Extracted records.

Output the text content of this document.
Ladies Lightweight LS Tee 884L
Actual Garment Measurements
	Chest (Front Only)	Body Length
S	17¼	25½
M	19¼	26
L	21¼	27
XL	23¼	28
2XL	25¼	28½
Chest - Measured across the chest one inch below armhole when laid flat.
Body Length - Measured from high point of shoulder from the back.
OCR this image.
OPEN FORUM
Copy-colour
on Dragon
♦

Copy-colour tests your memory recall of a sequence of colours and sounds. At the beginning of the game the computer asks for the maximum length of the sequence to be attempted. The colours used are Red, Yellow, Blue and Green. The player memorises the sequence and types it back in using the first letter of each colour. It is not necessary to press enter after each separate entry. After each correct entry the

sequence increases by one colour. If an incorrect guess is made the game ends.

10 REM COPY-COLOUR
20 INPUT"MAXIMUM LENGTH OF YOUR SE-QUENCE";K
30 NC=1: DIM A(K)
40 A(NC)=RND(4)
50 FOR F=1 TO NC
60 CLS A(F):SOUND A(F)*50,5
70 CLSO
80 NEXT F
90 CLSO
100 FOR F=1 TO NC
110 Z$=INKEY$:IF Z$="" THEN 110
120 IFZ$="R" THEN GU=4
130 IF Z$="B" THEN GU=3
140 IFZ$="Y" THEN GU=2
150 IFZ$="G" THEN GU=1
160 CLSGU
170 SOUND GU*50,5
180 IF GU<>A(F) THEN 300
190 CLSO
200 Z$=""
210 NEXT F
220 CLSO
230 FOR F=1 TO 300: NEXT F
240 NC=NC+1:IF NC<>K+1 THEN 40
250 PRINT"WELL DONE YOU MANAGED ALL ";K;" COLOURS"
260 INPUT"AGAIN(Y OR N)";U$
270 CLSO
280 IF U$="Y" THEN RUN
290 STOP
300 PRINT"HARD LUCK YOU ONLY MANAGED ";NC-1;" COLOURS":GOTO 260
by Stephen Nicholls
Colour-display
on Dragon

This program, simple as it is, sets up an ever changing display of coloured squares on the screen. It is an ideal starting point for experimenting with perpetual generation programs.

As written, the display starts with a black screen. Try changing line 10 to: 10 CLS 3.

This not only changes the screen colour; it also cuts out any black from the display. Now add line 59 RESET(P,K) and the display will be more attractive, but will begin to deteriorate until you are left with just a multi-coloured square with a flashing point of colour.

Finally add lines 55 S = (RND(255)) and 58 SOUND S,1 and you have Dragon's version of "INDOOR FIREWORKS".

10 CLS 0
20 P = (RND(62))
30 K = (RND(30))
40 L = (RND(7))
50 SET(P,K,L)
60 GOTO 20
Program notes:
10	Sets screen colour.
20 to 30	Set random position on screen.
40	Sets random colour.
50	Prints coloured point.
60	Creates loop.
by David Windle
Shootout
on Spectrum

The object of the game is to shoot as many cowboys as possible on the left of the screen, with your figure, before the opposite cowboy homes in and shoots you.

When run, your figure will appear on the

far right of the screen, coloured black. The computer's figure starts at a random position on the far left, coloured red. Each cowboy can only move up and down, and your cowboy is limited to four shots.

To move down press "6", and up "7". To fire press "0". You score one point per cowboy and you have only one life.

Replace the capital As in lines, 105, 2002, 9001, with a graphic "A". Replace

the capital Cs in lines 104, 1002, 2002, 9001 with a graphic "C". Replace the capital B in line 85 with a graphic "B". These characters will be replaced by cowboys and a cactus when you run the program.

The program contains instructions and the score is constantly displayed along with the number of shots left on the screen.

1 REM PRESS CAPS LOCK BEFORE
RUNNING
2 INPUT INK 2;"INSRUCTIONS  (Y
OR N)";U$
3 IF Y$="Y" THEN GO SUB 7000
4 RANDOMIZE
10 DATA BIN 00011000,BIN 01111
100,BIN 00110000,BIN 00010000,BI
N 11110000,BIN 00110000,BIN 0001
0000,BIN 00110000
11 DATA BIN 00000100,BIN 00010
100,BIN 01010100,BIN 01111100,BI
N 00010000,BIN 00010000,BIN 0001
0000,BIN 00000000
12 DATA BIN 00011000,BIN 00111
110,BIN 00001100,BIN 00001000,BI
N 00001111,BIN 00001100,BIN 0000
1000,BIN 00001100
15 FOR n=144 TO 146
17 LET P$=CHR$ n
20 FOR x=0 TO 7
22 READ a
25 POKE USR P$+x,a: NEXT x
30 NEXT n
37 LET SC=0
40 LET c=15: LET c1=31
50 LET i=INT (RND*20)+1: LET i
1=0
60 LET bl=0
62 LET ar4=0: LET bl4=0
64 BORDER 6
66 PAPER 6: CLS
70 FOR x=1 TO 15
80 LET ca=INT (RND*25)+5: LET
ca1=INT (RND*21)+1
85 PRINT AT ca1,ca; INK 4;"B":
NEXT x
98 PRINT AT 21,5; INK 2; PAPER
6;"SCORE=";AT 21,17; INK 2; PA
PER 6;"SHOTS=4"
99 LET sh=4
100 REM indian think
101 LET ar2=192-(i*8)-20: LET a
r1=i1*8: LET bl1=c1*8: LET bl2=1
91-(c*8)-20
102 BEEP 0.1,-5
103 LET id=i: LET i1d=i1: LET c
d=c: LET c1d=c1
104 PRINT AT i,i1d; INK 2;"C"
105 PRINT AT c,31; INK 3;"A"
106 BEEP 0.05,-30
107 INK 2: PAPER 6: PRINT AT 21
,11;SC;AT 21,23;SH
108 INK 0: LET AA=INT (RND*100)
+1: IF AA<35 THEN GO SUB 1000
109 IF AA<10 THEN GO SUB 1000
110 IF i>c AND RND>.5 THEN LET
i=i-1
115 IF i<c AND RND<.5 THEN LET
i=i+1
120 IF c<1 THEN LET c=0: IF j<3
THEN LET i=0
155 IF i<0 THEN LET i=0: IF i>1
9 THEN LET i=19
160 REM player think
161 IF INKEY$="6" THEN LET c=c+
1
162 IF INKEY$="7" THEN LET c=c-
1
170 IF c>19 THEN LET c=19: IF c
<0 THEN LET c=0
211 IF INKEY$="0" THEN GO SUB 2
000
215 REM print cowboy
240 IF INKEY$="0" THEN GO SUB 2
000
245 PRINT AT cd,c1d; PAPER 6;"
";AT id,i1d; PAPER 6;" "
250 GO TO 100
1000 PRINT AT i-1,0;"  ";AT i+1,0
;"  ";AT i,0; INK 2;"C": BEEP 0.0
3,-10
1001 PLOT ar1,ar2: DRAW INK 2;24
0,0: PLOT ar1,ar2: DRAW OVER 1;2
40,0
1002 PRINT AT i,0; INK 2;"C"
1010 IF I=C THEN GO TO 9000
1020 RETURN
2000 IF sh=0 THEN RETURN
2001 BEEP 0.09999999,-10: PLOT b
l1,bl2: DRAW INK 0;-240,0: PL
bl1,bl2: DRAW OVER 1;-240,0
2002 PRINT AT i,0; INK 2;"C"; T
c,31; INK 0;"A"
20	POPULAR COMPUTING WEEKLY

Exercise description.
Show all lines above holding "CLSO".

Answer.
70 CLSO
90 CLSO
190 CLSO
220 CLSO
270 CLSO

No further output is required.